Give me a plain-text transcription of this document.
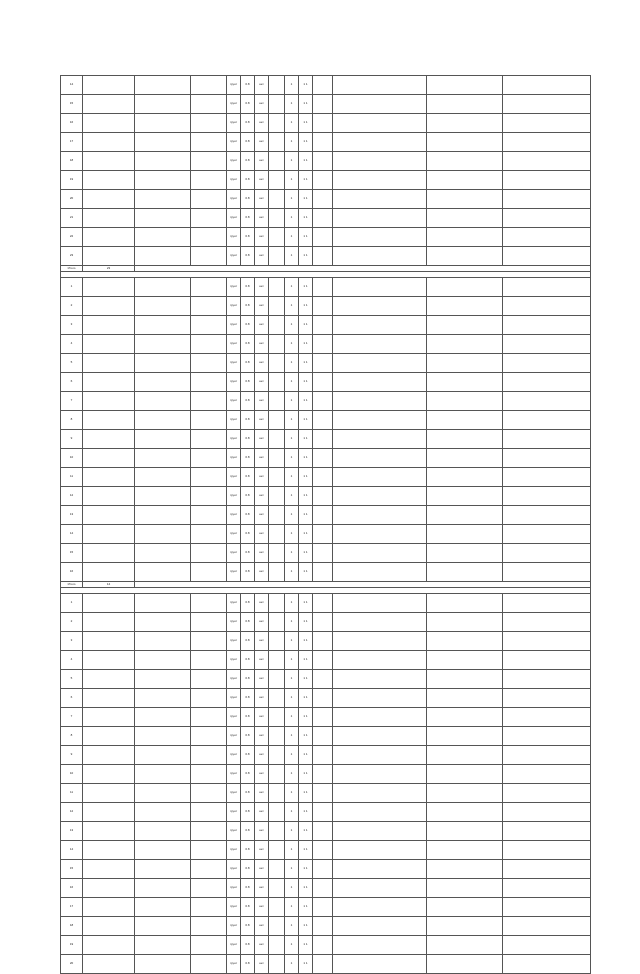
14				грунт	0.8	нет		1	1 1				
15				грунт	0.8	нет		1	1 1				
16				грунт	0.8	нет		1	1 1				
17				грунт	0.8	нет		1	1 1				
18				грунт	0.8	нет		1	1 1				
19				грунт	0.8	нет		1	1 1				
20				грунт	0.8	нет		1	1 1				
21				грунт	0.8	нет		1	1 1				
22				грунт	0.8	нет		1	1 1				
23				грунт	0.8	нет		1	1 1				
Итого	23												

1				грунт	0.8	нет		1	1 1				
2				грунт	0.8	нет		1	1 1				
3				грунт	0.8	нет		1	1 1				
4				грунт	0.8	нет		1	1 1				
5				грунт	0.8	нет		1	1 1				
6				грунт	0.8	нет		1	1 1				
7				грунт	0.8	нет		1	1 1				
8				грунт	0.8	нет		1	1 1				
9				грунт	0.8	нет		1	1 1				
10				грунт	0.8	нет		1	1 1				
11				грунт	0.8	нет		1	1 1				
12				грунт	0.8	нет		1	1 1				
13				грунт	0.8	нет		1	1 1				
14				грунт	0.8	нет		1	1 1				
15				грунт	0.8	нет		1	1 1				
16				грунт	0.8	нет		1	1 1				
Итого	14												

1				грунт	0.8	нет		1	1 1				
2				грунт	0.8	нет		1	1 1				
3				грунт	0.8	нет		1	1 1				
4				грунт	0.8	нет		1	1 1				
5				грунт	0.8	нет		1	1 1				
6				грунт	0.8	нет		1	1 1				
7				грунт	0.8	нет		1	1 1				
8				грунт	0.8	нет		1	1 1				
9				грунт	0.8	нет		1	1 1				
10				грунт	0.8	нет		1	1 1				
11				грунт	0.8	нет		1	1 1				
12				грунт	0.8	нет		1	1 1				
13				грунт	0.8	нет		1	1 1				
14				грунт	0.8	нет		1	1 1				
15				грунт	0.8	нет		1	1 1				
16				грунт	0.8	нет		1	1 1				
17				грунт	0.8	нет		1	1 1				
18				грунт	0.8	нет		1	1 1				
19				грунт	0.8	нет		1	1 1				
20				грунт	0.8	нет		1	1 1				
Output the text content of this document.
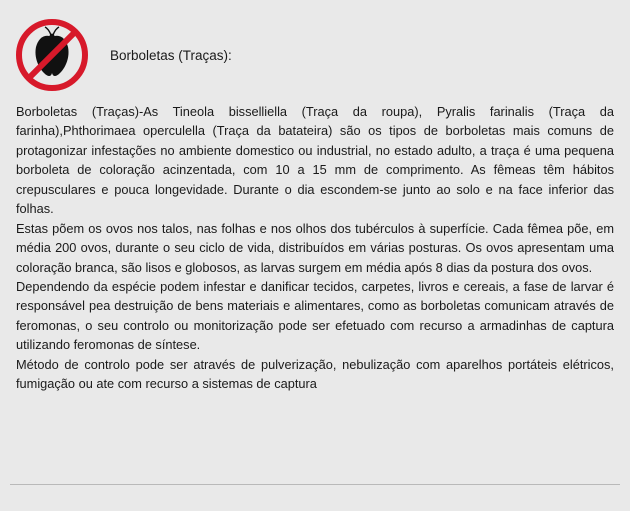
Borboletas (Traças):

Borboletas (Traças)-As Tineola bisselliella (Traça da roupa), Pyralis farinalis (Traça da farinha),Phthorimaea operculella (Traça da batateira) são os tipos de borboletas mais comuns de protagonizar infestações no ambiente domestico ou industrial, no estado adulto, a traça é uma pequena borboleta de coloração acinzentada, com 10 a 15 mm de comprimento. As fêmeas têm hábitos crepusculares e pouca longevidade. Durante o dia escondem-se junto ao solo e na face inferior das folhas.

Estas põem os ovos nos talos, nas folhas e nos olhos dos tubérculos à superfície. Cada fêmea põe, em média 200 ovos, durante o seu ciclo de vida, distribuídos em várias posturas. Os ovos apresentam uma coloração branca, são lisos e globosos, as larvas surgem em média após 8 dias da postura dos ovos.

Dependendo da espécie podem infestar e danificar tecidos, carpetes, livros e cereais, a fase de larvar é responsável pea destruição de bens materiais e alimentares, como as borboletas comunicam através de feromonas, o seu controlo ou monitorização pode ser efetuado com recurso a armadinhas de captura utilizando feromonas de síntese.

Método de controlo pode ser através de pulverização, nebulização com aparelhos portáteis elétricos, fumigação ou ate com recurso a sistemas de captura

WHAT YOU ARE ASKED TO DO ▸ Set down the lines of the records above exactly, apart from the pictures.

SOLUTION FOR THIS EXERCISE ▸
Give me a plain-text transcription of this document.
14				грунт	0.8	нет		1	1 1				
15				грунт	0.8	нет		1	1 1				
16				грунт	0.8	нет		1	1 1				
17				грунт	0.8	нет		1	1 1				
18				грунт	0.8	нет		1	1 1				
19				грунт	0.8	нет		1	1 1				
20				грунт	0.8	нет		1	1 1				
21				грунт	0.8	нет		1	1 1				
22				грунт	0.8	нет		1	1 1				
23				грунт	0.8	нет		1	1 1				
Итого	23												

1				грунт	0.8	нет		1	1 1				
2				грунт	0.8	нет		1	1 1				
3				грунт	0.8	нет		1	1 1				
4				грунт	0.8	нет		1	1 1				
5				грунт	0.8	нет		1	1 1				
6				грунт	0.8	нет		1	1 1				
7				грунт	0.8	нет		1	1 1				
8				грунт	0.8	нет		1	1 1				
9				грунт	0.8	нет		1	1 1				
10				грунт	0.8	нет		1	1 1				
11				грунт	0.8	нет		1	1 1				
12				грунт	0.8	нет		1	1 1				
13				грунт	0.8	нет		1	1 1				
14				грунт	0.8	нет		1	1 1				
15				грунт	0.8	нет		1	1 1				
16				грунт	0.8	нет		1	1 1				
Итого	14												

1				грунт	0.8	нет		1	1 1				
2				грунт	0.8	нет		1	1 1				
3				грунт	0.8	нет		1	1 1				
4				грунт	0.8	нет		1	1 1				
5				грунт	0.8	нет		1	1 1				
6				грунт	0.8	нет		1	1 1				
7				грунт	0.8	нет		1	1 1				
8				грунт	0.8	нет		1	1 1				
9				грунт	0.8	нет		1	1 1				
10				грунт	0.8	нет		1	1 1				
11				грунт	0.8	нет		1	1 1				
12				грунт	0.8	нет		1	1 1				
13				грунт	0.8	нет		1	1 1				
14				грунт	0.8	нет		1	1 1				
15				грунт	0.8	нет		1	1 1				
16				грунт	0.8	нет		1	1 1				
17				грунт	0.8	нет		1	1 1				
18				грунт	0.8	нет		1	1 1				
19				грунт	0.8	нет		1	1 1				
20				грунт	0.8	нет		1	1 1				
Output the text content of this document.
Borboletas (Traças):

Borboletas (Traças)-As Tineola bisselliella (Traça da roupa), Pyralis farinalis (Traça da farinha),Phthorimaea operculella (Traça da batateira) são os tipos de borboletas mais comuns de protagonizar infestações no ambiente domestico ou industrial, no estado adulto, a traça é uma pequena borboleta de coloração acinzentada, com 10 a 15 mm de comprimento. As fêmeas têm hábitos crepusculares e pouca longevidade. Durante o dia escondem-se junto ao solo e na face inferior das folhas.

Estas põem os ovos nos talos, nas folhas e nos olhos dos tubérculos à superfície. Cada fêmea põe, em média 200 ovos, durante o seu ciclo de vida, distribuídos em várias posturas. Os ovos apresentam uma coloração branca, são lisos e globosos, as larvas surgem em média após 8 dias da postura dos ovos.

Dependendo da espécie podem infestar e danificar tecidos, carpetes, livros e cereais, a fase de larvar é responsável pea destruição de bens materiais e alimentares, como as borboletas comunicam através de feromonas, o seu controlo ou monitorização pode ser efetuado com recurso a armadinhas de captura utilizando feromonas de síntese.

Método de controlo pode ser através de pulverização, nebulização com aparelhos portáteis elétricos, fumigação ou ate com recurso a sistemas de captura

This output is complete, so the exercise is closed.